Excerpts from a figure dataset
• • •
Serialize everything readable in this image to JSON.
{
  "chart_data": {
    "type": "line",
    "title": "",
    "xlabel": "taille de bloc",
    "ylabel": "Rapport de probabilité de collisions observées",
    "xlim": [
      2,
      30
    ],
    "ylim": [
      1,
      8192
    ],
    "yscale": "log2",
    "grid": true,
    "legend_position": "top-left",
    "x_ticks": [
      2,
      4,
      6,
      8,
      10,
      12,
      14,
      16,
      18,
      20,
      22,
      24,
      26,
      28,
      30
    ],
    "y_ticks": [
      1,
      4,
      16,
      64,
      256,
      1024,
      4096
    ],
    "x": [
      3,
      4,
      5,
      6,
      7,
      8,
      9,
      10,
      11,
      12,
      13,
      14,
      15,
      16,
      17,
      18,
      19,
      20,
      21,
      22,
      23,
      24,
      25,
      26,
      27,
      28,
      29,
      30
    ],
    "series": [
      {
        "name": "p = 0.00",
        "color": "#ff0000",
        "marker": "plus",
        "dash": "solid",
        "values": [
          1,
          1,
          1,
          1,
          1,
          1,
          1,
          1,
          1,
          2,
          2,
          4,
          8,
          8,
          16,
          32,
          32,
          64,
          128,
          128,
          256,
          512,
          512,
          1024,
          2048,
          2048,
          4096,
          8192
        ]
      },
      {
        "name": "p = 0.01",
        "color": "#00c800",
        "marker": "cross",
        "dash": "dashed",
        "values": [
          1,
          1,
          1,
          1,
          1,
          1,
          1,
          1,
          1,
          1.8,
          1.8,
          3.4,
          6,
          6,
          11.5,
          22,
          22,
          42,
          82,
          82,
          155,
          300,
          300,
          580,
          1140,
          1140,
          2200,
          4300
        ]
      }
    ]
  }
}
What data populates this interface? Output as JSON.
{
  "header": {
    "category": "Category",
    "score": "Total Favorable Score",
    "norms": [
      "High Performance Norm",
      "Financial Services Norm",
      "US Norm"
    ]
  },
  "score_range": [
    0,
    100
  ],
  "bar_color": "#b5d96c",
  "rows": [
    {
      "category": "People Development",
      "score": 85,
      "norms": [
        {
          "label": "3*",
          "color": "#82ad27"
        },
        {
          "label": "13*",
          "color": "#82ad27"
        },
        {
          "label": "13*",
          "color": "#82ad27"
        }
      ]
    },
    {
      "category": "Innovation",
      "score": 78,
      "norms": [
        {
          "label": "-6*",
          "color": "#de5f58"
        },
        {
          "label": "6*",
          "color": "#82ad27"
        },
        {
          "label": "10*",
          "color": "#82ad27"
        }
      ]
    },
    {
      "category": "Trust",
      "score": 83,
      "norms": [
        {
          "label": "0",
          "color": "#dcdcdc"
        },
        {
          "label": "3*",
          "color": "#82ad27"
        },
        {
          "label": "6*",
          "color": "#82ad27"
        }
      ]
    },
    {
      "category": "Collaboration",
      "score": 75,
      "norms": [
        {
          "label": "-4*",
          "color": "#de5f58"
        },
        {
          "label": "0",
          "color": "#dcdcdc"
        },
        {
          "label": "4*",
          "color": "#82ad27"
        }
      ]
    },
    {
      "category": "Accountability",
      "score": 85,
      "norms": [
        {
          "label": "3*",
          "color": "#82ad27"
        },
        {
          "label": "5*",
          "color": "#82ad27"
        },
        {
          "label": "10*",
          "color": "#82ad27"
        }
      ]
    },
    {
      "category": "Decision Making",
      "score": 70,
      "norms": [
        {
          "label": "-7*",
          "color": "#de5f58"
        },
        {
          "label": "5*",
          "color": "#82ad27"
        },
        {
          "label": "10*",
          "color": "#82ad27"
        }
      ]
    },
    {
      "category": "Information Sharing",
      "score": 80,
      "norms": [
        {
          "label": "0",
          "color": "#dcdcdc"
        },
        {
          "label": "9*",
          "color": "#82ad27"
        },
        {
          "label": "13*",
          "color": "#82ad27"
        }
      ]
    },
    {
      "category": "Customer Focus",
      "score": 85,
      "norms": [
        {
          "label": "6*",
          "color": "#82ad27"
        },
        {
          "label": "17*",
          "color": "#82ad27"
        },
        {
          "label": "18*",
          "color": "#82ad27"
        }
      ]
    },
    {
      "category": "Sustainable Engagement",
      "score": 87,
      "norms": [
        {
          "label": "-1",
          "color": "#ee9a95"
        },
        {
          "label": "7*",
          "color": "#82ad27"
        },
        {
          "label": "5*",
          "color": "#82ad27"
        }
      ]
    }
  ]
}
• • •
Exercise task: Every line of the listing that holds "category" should be found and copied.

Task answer:
    "category": "Category",
      "category": "People Development",
      "category": "Innovation",
      "category": "Trust",
      "category": "Collaboration",
      "category": "Accountability",
      "category": "Decision Making",
      "category": "Information Sharing",
      "category": "Customer Focus",
      "category": "Sustainable Engagement",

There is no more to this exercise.